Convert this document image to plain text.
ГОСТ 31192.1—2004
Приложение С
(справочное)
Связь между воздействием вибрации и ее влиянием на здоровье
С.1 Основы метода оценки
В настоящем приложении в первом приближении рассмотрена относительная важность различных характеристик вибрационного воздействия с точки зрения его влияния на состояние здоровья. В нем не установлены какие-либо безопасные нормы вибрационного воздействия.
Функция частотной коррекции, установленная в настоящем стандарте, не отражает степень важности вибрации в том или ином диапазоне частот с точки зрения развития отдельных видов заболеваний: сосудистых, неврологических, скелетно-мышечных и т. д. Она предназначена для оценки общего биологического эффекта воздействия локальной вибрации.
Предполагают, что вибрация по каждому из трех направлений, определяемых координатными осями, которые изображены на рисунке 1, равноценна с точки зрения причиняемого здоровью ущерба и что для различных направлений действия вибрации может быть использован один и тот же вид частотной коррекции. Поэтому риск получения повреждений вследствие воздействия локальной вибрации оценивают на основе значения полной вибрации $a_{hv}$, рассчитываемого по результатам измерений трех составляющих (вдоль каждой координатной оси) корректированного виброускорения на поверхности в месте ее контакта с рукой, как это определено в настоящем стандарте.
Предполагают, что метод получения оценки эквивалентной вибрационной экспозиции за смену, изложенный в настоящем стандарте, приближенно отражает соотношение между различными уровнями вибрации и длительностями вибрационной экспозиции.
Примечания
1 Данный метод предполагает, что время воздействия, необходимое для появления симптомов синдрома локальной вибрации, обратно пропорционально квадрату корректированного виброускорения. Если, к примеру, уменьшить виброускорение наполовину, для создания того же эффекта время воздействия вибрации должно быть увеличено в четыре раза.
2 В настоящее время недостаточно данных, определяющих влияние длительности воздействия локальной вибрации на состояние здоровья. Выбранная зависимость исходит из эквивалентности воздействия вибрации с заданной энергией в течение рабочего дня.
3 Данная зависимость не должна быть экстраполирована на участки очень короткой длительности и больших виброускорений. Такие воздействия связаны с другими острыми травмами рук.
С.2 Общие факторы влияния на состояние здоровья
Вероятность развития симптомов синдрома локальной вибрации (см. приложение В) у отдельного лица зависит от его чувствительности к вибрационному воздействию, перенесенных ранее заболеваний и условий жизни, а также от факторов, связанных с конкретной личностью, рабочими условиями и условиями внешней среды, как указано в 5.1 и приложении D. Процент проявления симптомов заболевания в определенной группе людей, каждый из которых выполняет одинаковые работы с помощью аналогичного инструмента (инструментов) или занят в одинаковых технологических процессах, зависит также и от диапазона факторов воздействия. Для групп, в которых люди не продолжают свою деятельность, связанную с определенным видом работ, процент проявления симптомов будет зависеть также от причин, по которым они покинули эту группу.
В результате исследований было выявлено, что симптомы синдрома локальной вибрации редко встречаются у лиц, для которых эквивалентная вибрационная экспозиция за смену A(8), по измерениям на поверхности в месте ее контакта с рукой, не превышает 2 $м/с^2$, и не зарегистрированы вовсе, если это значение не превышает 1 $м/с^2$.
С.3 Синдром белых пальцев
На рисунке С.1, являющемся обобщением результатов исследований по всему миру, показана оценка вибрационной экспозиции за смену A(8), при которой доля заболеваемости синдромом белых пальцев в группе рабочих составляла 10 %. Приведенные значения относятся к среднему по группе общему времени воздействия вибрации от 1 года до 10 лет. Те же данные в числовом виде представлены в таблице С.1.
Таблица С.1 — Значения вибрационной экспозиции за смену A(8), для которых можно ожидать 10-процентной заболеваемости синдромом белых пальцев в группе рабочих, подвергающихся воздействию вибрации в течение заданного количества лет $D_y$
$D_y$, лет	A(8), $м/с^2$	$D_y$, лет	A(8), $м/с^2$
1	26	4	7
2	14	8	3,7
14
_ _ _ _ _ _ _
### GOAL OF THE EXERCISE
Leave out every line without the string "между" and copy the rest.

### SOLUTION FOR THIS EXERCISE
Связь между воздействием вибрации и ее влиянием на здоровье
Предполагают, что метод получения оценки эквивалентной вибрационной экспозиции за смену, изложенный в настоящем стандарте, приближенно отражает соотношение между различными уровнями вибрации и длительностями вибрационной экспозиции.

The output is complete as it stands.